[Figure collection entries]
+---+

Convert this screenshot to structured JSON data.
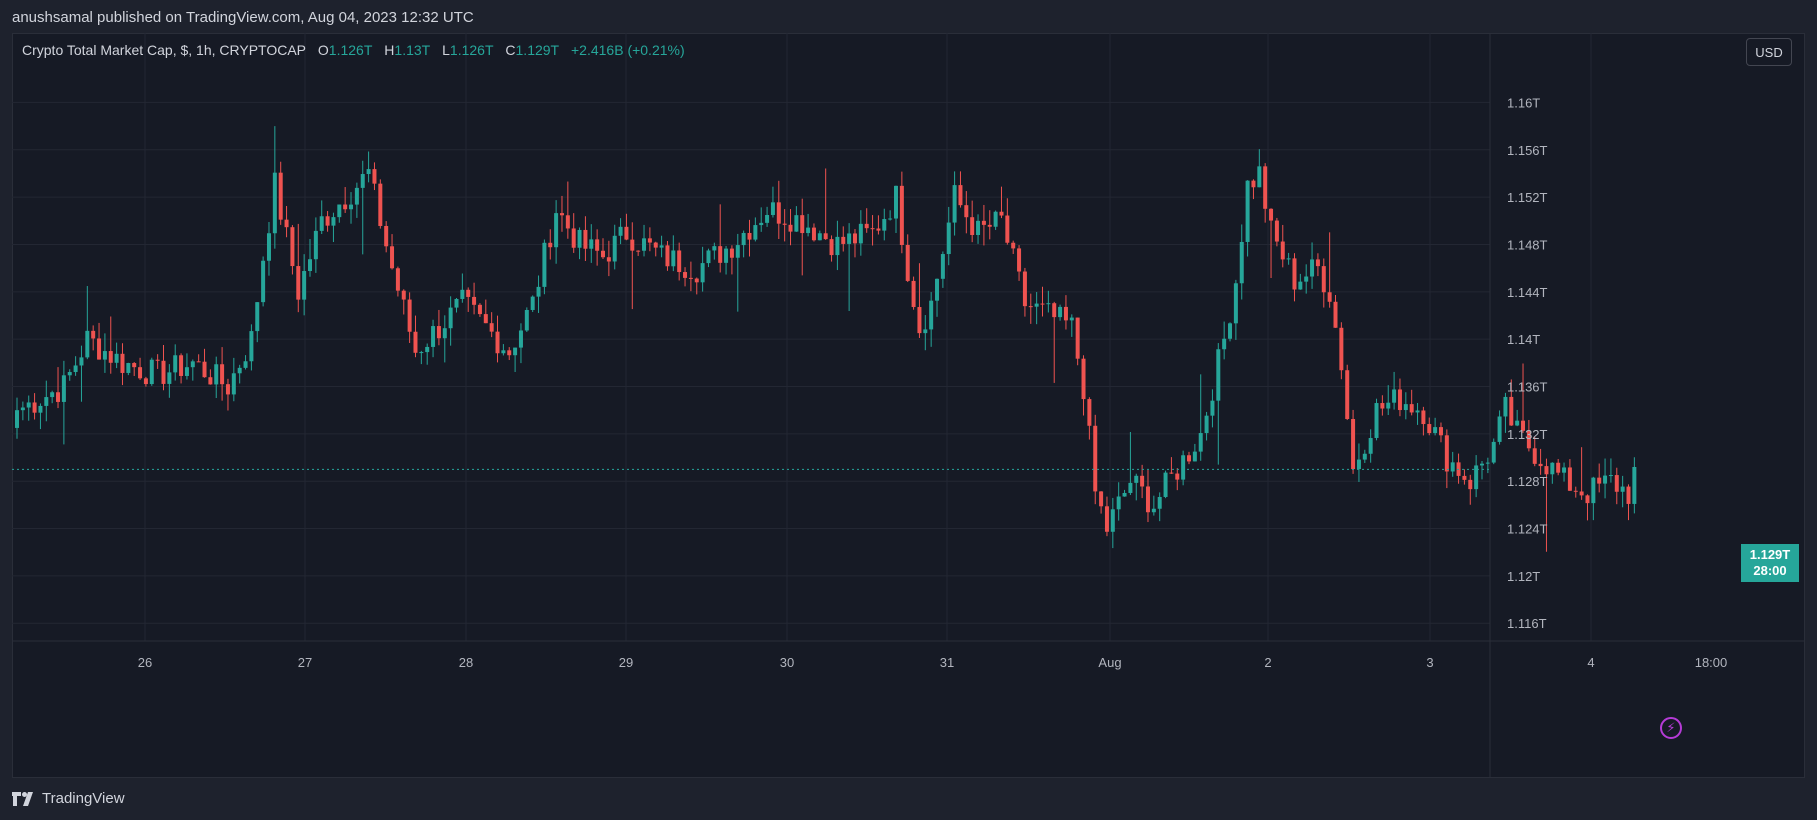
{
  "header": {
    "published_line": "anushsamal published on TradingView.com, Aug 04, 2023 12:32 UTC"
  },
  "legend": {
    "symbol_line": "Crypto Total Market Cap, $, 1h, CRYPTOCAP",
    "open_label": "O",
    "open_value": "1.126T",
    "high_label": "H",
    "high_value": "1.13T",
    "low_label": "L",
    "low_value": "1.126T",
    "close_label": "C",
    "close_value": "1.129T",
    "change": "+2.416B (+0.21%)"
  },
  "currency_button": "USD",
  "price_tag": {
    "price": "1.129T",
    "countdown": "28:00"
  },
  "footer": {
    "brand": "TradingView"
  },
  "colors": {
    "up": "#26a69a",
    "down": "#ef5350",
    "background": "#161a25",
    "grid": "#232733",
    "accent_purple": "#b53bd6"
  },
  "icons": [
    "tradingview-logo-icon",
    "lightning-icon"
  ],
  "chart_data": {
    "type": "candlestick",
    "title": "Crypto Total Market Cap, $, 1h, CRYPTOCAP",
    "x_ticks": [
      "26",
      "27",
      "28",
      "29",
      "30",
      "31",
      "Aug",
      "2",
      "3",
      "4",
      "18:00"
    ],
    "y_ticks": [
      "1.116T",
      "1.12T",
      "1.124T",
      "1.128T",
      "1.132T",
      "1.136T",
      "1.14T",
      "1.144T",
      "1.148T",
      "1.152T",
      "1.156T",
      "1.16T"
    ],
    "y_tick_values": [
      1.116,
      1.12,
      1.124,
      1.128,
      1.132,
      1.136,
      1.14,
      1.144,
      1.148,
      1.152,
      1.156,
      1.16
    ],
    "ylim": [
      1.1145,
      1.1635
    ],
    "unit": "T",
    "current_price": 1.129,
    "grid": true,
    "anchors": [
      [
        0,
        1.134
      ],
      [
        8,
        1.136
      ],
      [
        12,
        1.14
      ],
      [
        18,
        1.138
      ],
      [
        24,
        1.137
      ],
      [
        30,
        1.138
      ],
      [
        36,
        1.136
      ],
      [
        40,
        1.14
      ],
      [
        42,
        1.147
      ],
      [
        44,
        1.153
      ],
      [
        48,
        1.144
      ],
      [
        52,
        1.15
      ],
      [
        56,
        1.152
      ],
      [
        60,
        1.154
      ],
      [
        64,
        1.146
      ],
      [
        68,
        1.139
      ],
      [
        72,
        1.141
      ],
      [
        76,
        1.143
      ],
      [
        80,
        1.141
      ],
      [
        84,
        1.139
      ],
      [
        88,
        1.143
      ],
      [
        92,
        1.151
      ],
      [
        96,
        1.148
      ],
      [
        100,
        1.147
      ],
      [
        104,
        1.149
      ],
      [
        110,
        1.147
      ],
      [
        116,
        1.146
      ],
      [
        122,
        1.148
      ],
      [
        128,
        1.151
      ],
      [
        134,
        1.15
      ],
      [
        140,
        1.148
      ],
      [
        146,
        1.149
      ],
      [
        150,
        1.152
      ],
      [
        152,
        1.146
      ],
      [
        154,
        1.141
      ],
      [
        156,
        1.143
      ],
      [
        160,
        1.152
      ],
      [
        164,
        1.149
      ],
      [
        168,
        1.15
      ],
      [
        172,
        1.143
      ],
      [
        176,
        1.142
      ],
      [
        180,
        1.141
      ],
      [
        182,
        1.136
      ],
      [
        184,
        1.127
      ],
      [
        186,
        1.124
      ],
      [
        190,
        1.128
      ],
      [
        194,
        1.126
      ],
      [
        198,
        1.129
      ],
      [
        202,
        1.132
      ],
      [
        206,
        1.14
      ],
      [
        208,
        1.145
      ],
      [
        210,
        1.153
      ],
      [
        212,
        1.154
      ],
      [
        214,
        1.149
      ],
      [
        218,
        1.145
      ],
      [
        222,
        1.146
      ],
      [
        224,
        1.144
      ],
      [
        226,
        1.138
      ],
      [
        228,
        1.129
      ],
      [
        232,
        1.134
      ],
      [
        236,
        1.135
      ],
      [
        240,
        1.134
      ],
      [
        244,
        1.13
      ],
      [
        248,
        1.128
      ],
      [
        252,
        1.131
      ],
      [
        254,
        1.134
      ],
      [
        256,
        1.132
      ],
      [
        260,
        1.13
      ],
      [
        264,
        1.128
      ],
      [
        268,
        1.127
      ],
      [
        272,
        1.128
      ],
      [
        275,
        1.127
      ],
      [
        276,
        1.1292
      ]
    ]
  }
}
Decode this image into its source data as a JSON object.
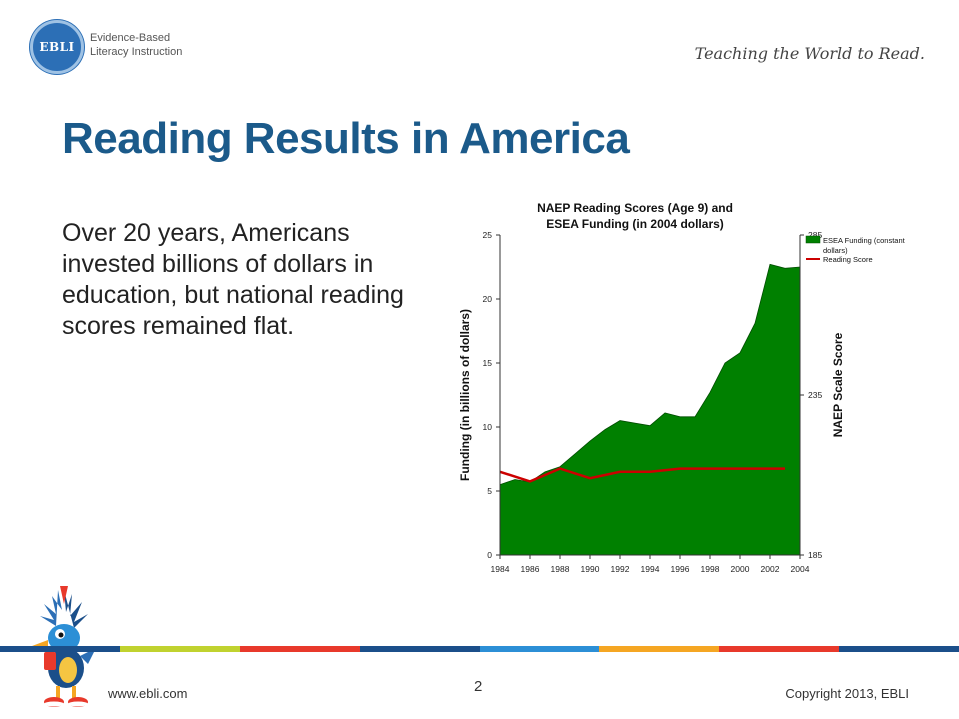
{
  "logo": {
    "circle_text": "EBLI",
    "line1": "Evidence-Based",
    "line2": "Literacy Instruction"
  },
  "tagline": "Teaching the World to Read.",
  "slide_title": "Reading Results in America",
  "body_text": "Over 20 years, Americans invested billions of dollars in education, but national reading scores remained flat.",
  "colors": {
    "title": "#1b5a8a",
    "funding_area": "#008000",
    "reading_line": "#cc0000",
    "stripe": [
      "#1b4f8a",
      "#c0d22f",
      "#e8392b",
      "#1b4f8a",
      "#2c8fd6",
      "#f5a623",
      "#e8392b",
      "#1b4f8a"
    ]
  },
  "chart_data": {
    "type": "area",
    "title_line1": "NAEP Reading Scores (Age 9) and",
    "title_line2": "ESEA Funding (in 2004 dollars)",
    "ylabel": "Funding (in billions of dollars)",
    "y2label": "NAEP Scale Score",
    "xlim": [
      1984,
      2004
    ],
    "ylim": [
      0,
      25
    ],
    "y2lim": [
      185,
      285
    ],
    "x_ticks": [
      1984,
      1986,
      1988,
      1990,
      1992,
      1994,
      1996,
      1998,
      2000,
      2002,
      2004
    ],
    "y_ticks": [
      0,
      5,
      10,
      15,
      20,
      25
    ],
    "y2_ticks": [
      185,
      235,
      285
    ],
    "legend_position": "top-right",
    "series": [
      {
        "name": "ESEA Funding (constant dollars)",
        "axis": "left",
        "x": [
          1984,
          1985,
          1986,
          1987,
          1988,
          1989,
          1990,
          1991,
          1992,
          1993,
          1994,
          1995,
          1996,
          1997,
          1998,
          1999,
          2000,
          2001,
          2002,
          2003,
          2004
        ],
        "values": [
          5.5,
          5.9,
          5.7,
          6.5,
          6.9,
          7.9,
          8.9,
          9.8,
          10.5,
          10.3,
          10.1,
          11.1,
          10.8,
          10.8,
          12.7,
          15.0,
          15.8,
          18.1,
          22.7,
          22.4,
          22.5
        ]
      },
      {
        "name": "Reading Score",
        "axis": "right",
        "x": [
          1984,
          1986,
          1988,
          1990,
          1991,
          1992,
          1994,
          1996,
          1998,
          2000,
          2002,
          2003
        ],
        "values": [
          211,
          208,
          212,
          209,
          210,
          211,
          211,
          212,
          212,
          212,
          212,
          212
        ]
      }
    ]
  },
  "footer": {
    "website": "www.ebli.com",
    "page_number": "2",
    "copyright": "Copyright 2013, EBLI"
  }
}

+---+

TASK STATEMENT. Without the pictures, restate each entry exactly.

ANSWER TO THIS EXERCISE.
Convert this screenshot to structured JSON data.
{
  "header": {
    "published_line": "anushsamal published on TradingView.com, Aug 04, 2023 12:32 UTC"
  },
  "legend": {
    "symbol_line": "Crypto Total Market Cap, $, 1h, CRYPTOCAP",
    "open_label": "O",
    "open_value": "1.126T",
    "high_label": "H",
    "high_value": "1.13T",
    "low_label": "L",
    "low_value": "1.126T",
    "close_label": "C",
    "close_value": "1.129T",
    "change": "+2.416B (+0.21%)"
  },
  "currency_button": "USD",
  "price_tag": {
    "price": "1.129T",
    "countdown": "28:00"
  },
  "footer": {
    "brand": "TradingView"
  },
  "colors": {
    "up": "#26a69a",
    "down": "#ef5350",
    "background": "#161a25",
    "grid": "#232733",
    "accent_purple": "#b53bd6"
  },
  "icons": [
    "tradingview-logo-icon",
    "lightning-icon"
  ],
  "chart_data": {
    "type": "candlestick",
    "title": "Crypto Total Market Cap, $, 1h, CRYPTOCAP",
    "x_ticks": [
      "26",
      "27",
      "28",
      "29",
      "30",
      "31",
      "Aug",
      "2",
      "3",
      "4",
      "18:00"
    ],
    "y_ticks": [
      "1.116T",
      "1.12T",
      "1.124T",
      "1.128T",
      "1.132T",
      "1.136T",
      "1.14T",
      "1.144T",
      "1.148T",
      "1.152T",
      "1.156T",
      "1.16T"
    ],
    "y_tick_values": [
      1.116,
      1.12,
      1.124,
      1.128,
      1.132,
      1.136,
      1.14,
      1.144,
      1.148,
      1.152,
      1.156,
      1.16
    ],
    "ylim": [
      1.1145,
      1.1635
    ],
    "unit": "T",
    "current_price": 1.129,
    "grid": true,
    "anchors": [
      [
        0,
        1.134
      ],
      [
        8,
        1.136
      ],
      [
        12,
        1.14
      ],
      [
        18,
        1.138
      ],
      [
        24,
        1.137
      ],
      [
        30,
        1.138
      ],
      [
        36,
        1.136
      ],
      [
        40,
        1.14
      ],
      [
        42,
        1.147
      ],
      [
        44,
        1.153
      ],
      [
        48,
        1.144
      ],
      [
        52,
        1.15
      ],
      [
        56,
        1.152
      ],
      [
        60,
        1.154
      ],
      [
        64,
        1.146
      ],
      [
        68,
        1.139
      ],
      [
        72,
        1.141
      ],
      [
        76,
        1.143
      ],
      [
        80,
        1.141
      ],
      [
        84,
        1.139
      ],
      [
        88,
        1.143
      ],
      [
        92,
        1.151
      ],
      [
        96,
        1.148
      ],
      [
        100,
        1.147
      ],
      [
        104,
        1.149
      ],
      [
        110,
        1.147
      ],
      [
        116,
        1.146
      ],
      [
        122,
        1.148
      ],
      [
        128,
        1.151
      ],
      [
        134,
        1.15
      ],
      [
        140,
        1.148
      ],
      [
        146,
        1.149
      ],
      [
        150,
        1.152
      ],
      [
        152,
        1.146
      ],
      [
        154,
        1.141
      ],
      [
        156,
        1.143
      ],
      [
        160,
        1.152
      ],
      [
        164,
        1.149
      ],
      [
        168,
        1.15
      ],
      [
        172,
        1.143
      ],
      [
        176,
        1.142
      ],
      [
        180,
        1.141
      ],
      [
        182,
        1.136
      ],
      [
        184,
        1.127
      ],
      [
        186,
        1.124
      ],
      [
        190,
        1.128
      ],
      [
        194,
        1.126
      ],
      [
        198,
        1.129
      ],
      [
        202,
        1.132
      ],
      [
        206,
        1.14
      ],
      [
        208,
        1.145
      ],
      [
        210,
        1.153
      ],
      [
        212,
        1.154
      ],
      [
        214,
        1.149
      ],
      [
        218,
        1.145
      ],
      [
        222,
        1.146
      ],
      [
        224,
        1.144
      ],
      [
        226,
        1.138
      ],
      [
        228,
        1.129
      ],
      [
        232,
        1.134
      ],
      [
        236,
        1.135
      ],
      [
        240,
        1.134
      ],
      [
        244,
        1.13
      ],
      [
        248,
        1.128
      ],
      [
        252,
        1.131
      ],
      [
        254,
        1.134
      ],
      [
        256,
        1.132
      ],
      [
        260,
        1.13
      ],
      [
        264,
        1.128
      ],
      [
        268,
        1.127
      ],
      [
        272,
        1.128
      ],
      [
        275,
        1.127
      ],
      [
        276,
        1.1292
      ]
    ]
  }
}
Decode this image into its source data as a JSON object.
{
  "logo": {
    "circle_text": "EBLI",
    "line1": "Evidence-Based",
    "line2": "Literacy Instruction"
  },
  "tagline": "Teaching the World to Read.",
  "slide_title": "Reading Results in America",
  "body_text": "Over 20 years, Americans invested billions of dollars in education, but national reading scores remained flat.",
  "colors": {
    "title": "#1b5a8a",
    "funding_area": "#008000",
    "reading_line": "#cc0000",
    "stripe": [
      "#1b4f8a",
      "#c0d22f",
      "#e8392b",
      "#1b4f8a",
      "#2c8fd6",
      "#f5a623",
      "#e8392b",
      "#1b4f8a"
    ]
  },
  "chart_data": {
    "type": "area",
    "title_line1": "NAEP Reading Scores (Age 9) and",
    "title_line2": "ESEA Funding (in 2004 dollars)",
    "ylabel": "Funding (in billions of dollars)",
    "y2label": "NAEP Scale Score",
    "xlim": [
      1984,
      2004
    ],
    "ylim": [
      0,
      25
    ],
    "y2lim": [
      185,
      285
    ],
    "x_ticks": [
      1984,
      1986,
      1988,
      1990,
      1992,
      1994,
      1996,
      1998,
      2000,
      2002,
      2004
    ],
    "y_ticks": [
      0,
      5,
      10,
      15,
      20,
      25
    ],
    "y2_ticks": [
      185,
      235,
      285
    ],
    "legend_position": "top-right",
    "series": [
      {
        "name": "ESEA Funding (constant dollars)",
        "axis": "left",
        "x": [
          1984,
          1985,
          1986,
          1987,
          1988,
          1989,
          1990,
          1991,
          1992,
          1993,
          1994,
          1995,
          1996,
          1997,
          1998,
          1999,
          2000,
          2001,
          2002,
          2003,
          2004
        ],
        "values": [
          5.5,
          5.9,
          5.7,
          6.5,
          6.9,
          7.9,
          8.9,
          9.8,
          10.5,
          10.3,
          10.1,
          11.1,
          10.8,
          10.8,
          12.7,
          15.0,
          15.8,
          18.1,
          22.7,
          22.4,
          22.5
        ]
      },
      {
        "name": "Reading Score",
        "axis": "right",
        "x": [
          1984,
          1986,
          1988,
          1990,
          1991,
          1992,
          1994,
          1996,
          1998,
          2000,
          2002,
          2003
        ],
        "values": [
          211,
          208,
          212,
          209,
          210,
          211,
          211,
          212,
          212,
          212,
          212,
          212
        ]
      }
    ]
  },
  "footer": {
    "website": "www.ebli.com",
    "page_number": "2",
    "copyright": "Copyright 2013, EBLI"
  }
}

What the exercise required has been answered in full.